Problem –
Read through the entries below and return each line with the word "Magazine".
━━━━━ Records to process ━━━━━
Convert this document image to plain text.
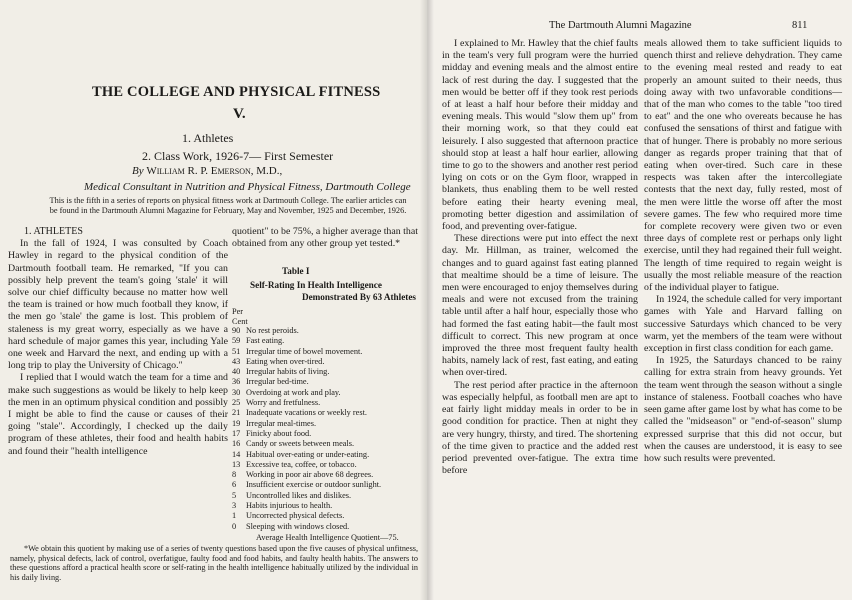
THE COLLEGE AND PHYSICAL FITNESS
V.
1. Athletes
2. Class Work, 1926-7— First Semester
By William R. P. Emerson, M.D.,
Medical Consultant in Nutrition and Physical Fitness, Dartmouth College
This is the fifth in a series of reports on physical fitness work at Dartmouth College. The earlier articles can be found in the Dartmouth Alumni Magazine for February, May and November, 1925 and December, 1926.
1. ATHLETES

In the fall of 1924, I was consulted by Coach Hawley in regard to the physical condition of the Dartmouth football team. He remarked, "If you can possibly help prevent the team's going 'stale' it will solve our chief difficulty because no matter how well the team is trained or how much football they know, if the men go 'stale' the game is lost. This problem of staleness is my great worry, especially as we have a hard schedule of major games this year, including Yale one week and Harvard the next, and ending up with a long trip to play the University of Chicago."

I replied that I would watch the team for a time and make such suggestions as would be likely to help keep the men in an optimum physical condition and possibly I might be able to find the cause or causes of their going "stale". Accordingly, I checked up the daily program of these athletes, their food and health habits and found their "health intelligence

quotient" to be 75%, a higher average than that obtained from any other group yet tested.*

Table I
Self-Rating In Health Intelligence
Demonstrated By 63 Athletes
Per
Cent
90 No rest peroids.
59 Fast eating.
51 Irregular time of bowel movement.
43 Eating when over-tired.
40 Irregular habits of living.
36 Irregular bed-time.
30 Overdoing at work and play.
25 Worry and fretfulness.
21 Inadequate vacations or weekly rest.
19 Irregular meal-times.
17 Finicky about food.
16 Candy or sweets between meals.
14 Habitual over-eating or under-eating.
13 Excessive tea, coffee, or tobacco.
8	Working in poor air above 68 degrees.
6	Insufficient exercise or outdoor sunlight.
5	Uncontrolled likes and dislikes.
3	Habits injurious to health.
1	Uncorrected physical defects.
0	Sleeping with windows closed.
Average Health Intelligence Quotient—75.

*We obtain this quotient by making use of a series of twenty questions based upon the five causes of physical unfitness, namely, physical defects, lack of control, overfatigue, faulty food and food habits, and faulty health habits. The answers to these questions afford a practical health score or self-rating in the health intelligence habitually utilized by the individual in his daily living.

The Dartmouth Alumni Magazine	811

I explained to Mr. Hawley that the chief faults in the team's very full program were the hurried midday and evening meals and the almost entire lack of rest during the day. I suggested that the men would be better off if they took rest periods of at least a half hour before their midday and evening meals. This would "slow them up" from their morning work, so that they could eat leisurely. I also suggested that afternoon practice should stop at least a half hour earlier, allowing time to go to the showers and another rest period lying on cots or on the Gym floor, wrapped in blankets, thus enabling them to be well rested before eating their hearty evening meal, promoting better digestion and assimilation of food, and preventing over-fatigue.

These directions were put into effect the next day. Mr. Hillman, as trainer, welcomed the changes and to guard against fast eating planned that mealtime should be a time of leisure. The men were encouraged to enjoy themselves during meals and were not excused from the training table until after a half hour, especially those who had formed the fast eating habit—the fault most difficult to correct. This new program at once improved the three most frequent faulty health habits, namely lack of rest, fast eating, and eating when over-tired.

The rest period after practice in the afternoon was especially helpful, as football men are apt to eat fairly light midday meals in order to be in good condition for practice. Then at night they are very hungry, thirsty, and tired. The shortening of the time given to practice and the added rest period prevented over-fatigue. The extra time before

meals allowed them to take sufficient liquids to quench thirst and relieve dehydration. They came to the evening meal rested and ready to eat properly an amount suited to their needs, thus doing away with two unfavorable conditions—that of the man who comes to the table "too tired to eat" and the one who overeats because he has confused the sensations of thirst and fatigue with that of hunger. There is probably no more serious danger as regards proper training that that of eating when over-tired. Such care in these respects was taken after the intercollegiate contests that the next day, fully rested, most of the men were little the worse off after the most severe games. The few who required more time for complete recovery were given two or even three days of complete rest or perhaps only light exercise, until they had regained their full weight. The length of time required to regain weight is usually the most reliable measure of the reaction of the individual player to fatigue.

In 1924, the schedule called for very important games with Yale and Harvard falling on successive Saturdays which chanced to be very warm, yet the members of the team were without exception in first class condition for each game.

In 1925, the Saturdays chanced to be rainy calling for extra strain from heavy grounds. Yet the team went through the season without a single instance of staleness. Football coaches who have seen game after game lost by what has come to be called the "midseason" or "end-of-season" slump expressed surprise that this did not occur, but when the causes are understood, it is easy to see how such results were prevented.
━━━━━
Solved exercise –
This is the fifth in a series of reports on physical fitness work at Dartmouth College. The earlier articles can be found in the Dartmouth Alumni Magazine for February, May and November, 1925 and December, 1926.
The Dartmouth Alumni Magazine	811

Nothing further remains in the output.